TASK REQUIREMENTS
Scan the entries below for the word "text" and copy every line in which it occurs.

Dataset entries on figures
============================================================

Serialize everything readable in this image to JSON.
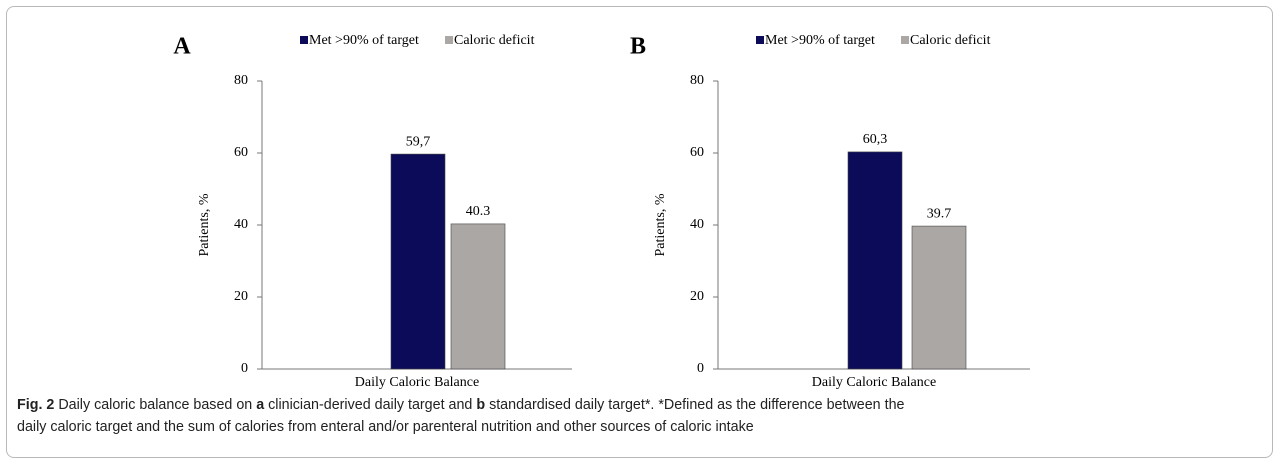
{
  "chart_data": [
    {
      "type": "bar",
      "title": "A",
      "categories": [
        "Daily Caloric Balance"
      ],
      "ylabel": "Patients, %",
      "series": [
        {
          "name": "Met >90% of target",
          "color": "#0b0b5a",
          "values": [
            59.7
          ],
          "value_labels": [
            "59,7"
          ]
        },
        {
          "name": "Caloric deficit",
          "color": "#aba7a5",
          "values": [
            40.3
          ],
          "value_labels": [
            "40.3"
          ]
        }
      ],
      "ylim": [
        0,
        80
      ],
      "yticks": [
        0,
        20,
        40,
        60,
        80
      ]
    },
    {
      "type": "bar",
      "title": "B",
      "categories": [
        "Daily Caloric Balance"
      ],
      "ylabel": "Patients, %",
      "series": [
        {
          "name": "Met >90% of target",
          "color": "#0b0b5a",
          "values": [
            60.3
          ],
          "value_labels": [
            "60,3"
          ]
        },
        {
          "name": "Caloric deficit",
          "color": "#aba7a5",
          "values": [
            39.7
          ],
          "value_labels": [
            "39.7"
          ]
        }
      ],
      "ylim": [
        0,
        80
      ],
      "yticks": [
        0,
        20,
        40,
        60,
        80
      ]
    }
  ],
  "caption": {
    "segments": [
      "Fig. 2",
      " Daily caloric balance based on ",
      "a",
      " clinician-derived daily target and ",
      "b",
      " standardised daily target*. *Defined as the difference between the",
      "daily caloric target and the sum of calories from enteral and/or parenteral nutrition and other sources of caloric intake"
    ]
  }
}
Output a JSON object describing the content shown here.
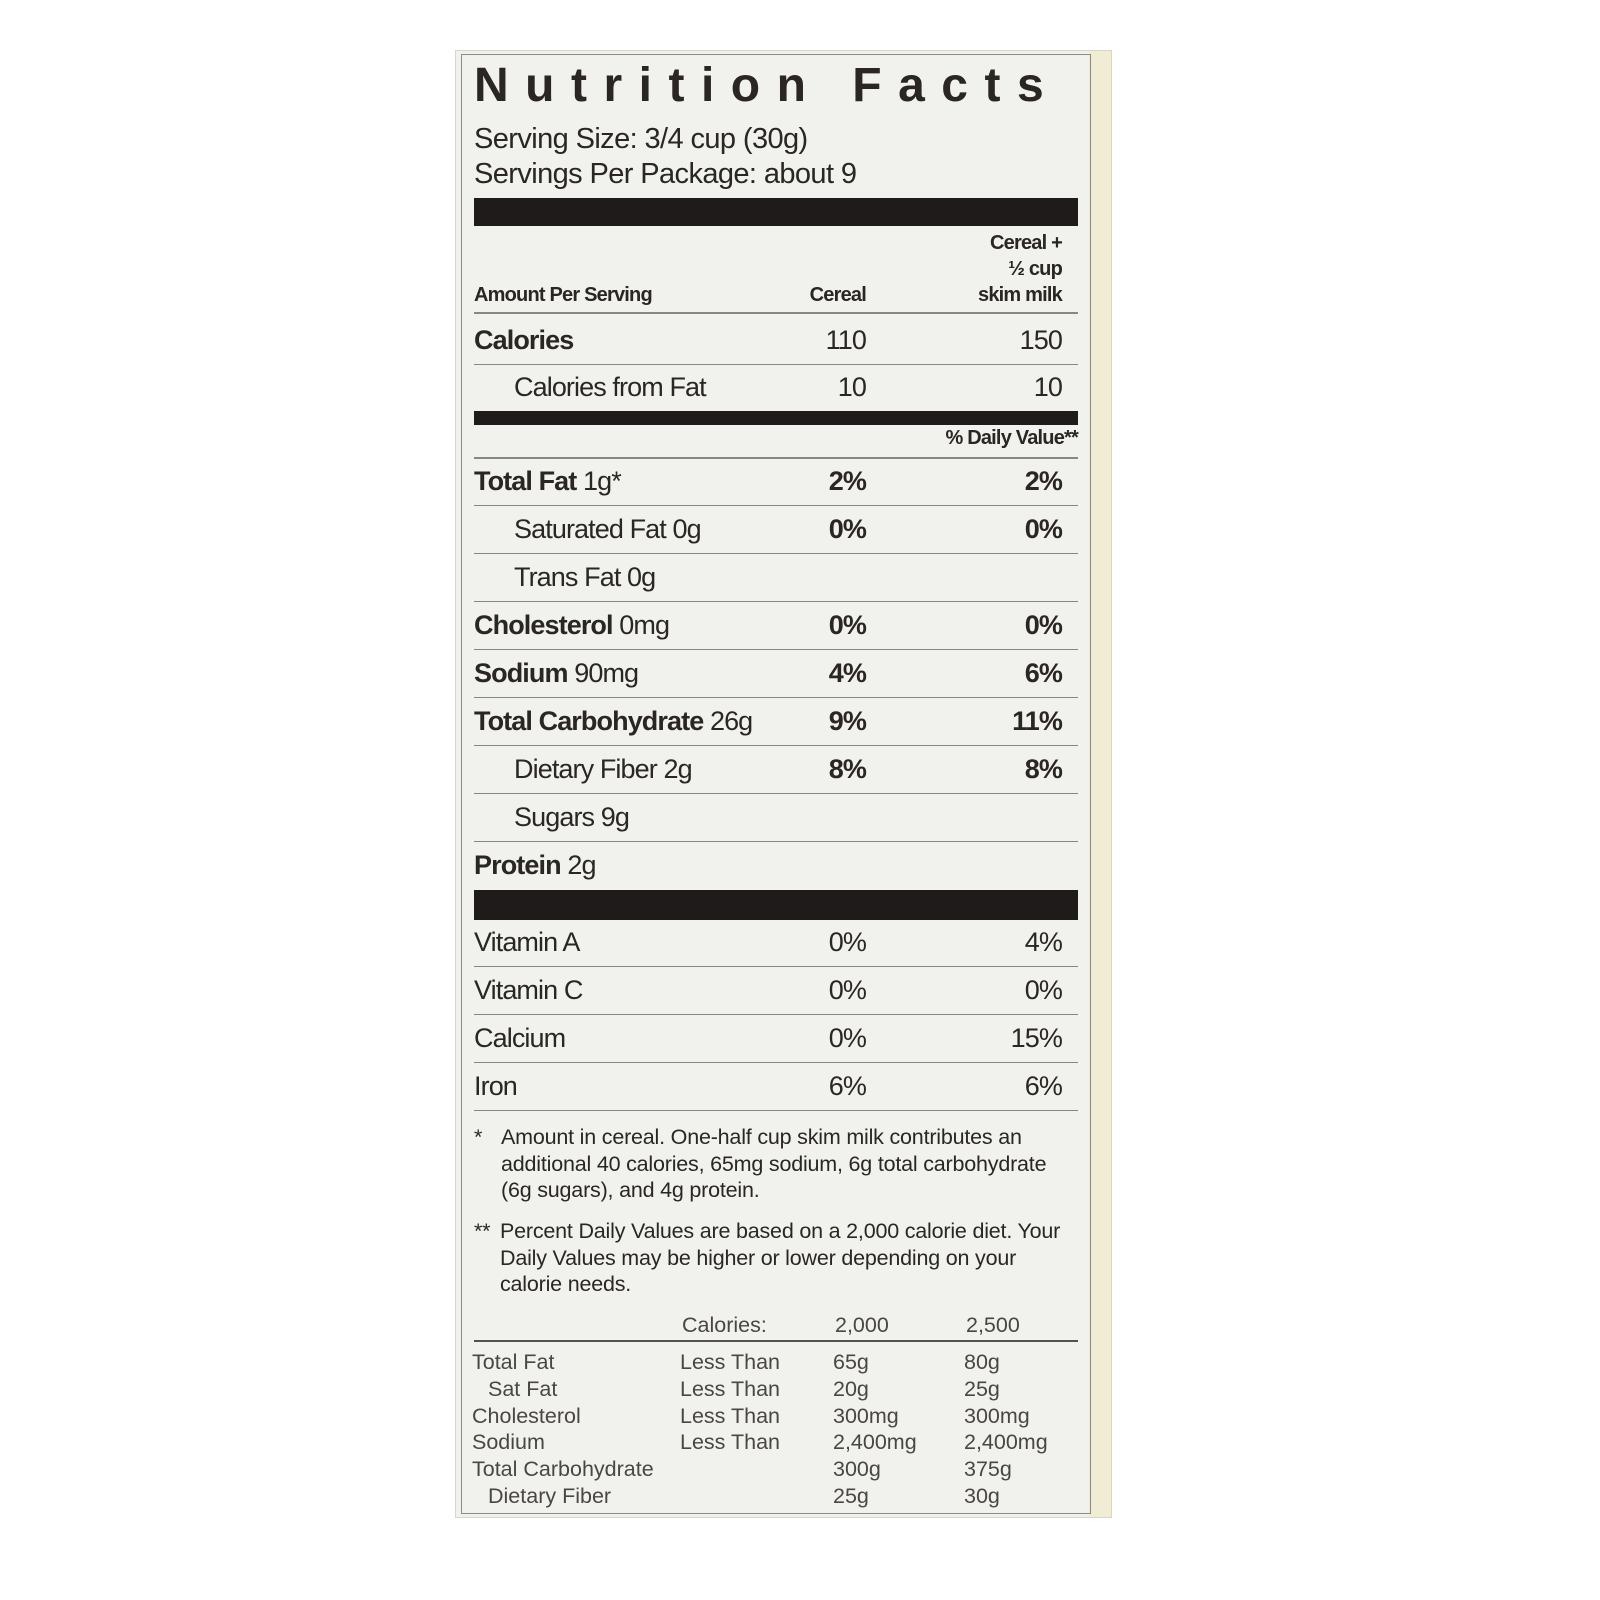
{
  "title": "Nutrition Facts",
  "serving_size": "Serving Size: 3/4 cup (30g)",
  "servings_per_package": "Servings Per Package: about 9",
  "header": {
    "amount_per_serving": "Amount Per Serving",
    "col1": "Cereal",
    "col2_line1": "Cereal +",
    "col2_line2": "½ cup",
    "col2_line3": "skim milk"
  },
  "calories": {
    "label": "Calories",
    "cereal": "110",
    "with_milk": "150"
  },
  "calories_from_fat": {
    "label": "Calories from Fat",
    "cereal": "10",
    "with_milk": "10"
  },
  "daily_value_header": "% Daily Value**",
  "nutrients": [
    {
      "name": "Total Fat",
      "amount": "1g*",
      "cereal": "2%",
      "with_milk": "2%",
      "bold": true,
      "indent": false
    },
    {
      "name": "Saturated Fat",
      "amount": "0g",
      "cereal": "0%",
      "with_milk": "0%",
      "bold": false,
      "indent": true
    },
    {
      "name": "Trans Fat",
      "amount": "0g",
      "cereal": "",
      "with_milk": "",
      "bold": false,
      "indent": true
    },
    {
      "name": "Cholesterol",
      "amount": "0mg",
      "cereal": "0%",
      "with_milk": "0%",
      "bold": true,
      "indent": false
    },
    {
      "name": "Sodium",
      "amount": "90mg",
      "cereal": "4%",
      "with_milk": "6%",
      "bold": true,
      "indent": false
    },
    {
      "name": "Total Carbohydrate",
      "amount": "26g",
      "cereal": "9%",
      "with_milk": "11%",
      "bold": true,
      "indent": false
    },
    {
      "name": "Dietary Fiber",
      "amount": "2g",
      "cereal": "8%",
      "with_milk": "8%",
      "bold": false,
      "indent": true
    },
    {
      "name": "Sugars",
      "amount": "9g",
      "cereal": "",
      "with_milk": "",
      "bold": false,
      "indent": true
    },
    {
      "name": "Protein",
      "amount": "2g",
      "cereal": "",
      "with_milk": "",
      "bold": true,
      "indent": false
    }
  ],
  "vitamins": [
    {
      "name": "Vitamin A",
      "cereal": "0%",
      "with_milk": "4%"
    },
    {
      "name": "Vitamin C",
      "cereal": "0%",
      "with_milk": "0%"
    },
    {
      "name": "Calcium",
      "cereal": "0%",
      "with_milk": "15%"
    },
    {
      "name": "Iron",
      "cereal": "6%",
      "with_milk": "6%"
    }
  ],
  "footnote1": {
    "mark": "*",
    "text": "Amount in cereal. One-half cup skim milk contributes an additional 40 calories, 65mg sodium, 6g total carbohydrate (6g sugars), and 4g protein."
  },
  "footnote2": {
    "mark": "**",
    "text": "Percent Daily Values are based on a 2,000 calorie diet. Your Daily Values may be higher or lower depending on your calorie needs."
  },
  "dv_table": {
    "header": [
      "",
      "Calories:",
      "2,000",
      "2,500"
    ],
    "rows": [
      [
        "Total Fat",
        "Less Than",
        "65g",
        "80g"
      ],
      [
        "  Sat Fat",
        "Less Than",
        "20g",
        "25g"
      ],
      [
        "Cholesterol",
        "Less Than",
        "300mg",
        "300mg"
      ],
      [
        "Sodium",
        "Less Than",
        "2,400mg",
        "2,400mg"
      ],
      [
        "Total Carbohydrate",
        "",
        "300g",
        "375g"
      ],
      [
        "  Dietary Fiber",
        "",
        "25g",
        "30g"
      ]
    ]
  }
}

============================================================

PROBLEM SOLUTION
    "text": "Amount in cereal. One-half cup skim milk contributes an additional 40 calories, 65mg sodium, 6g total carbohydrate (6g sugars), and 4g protein."
    "text": "Percent Daily Values are based on a 2,000 calorie diet. Your Daily Values may be higher or lower depending on your calorie needs."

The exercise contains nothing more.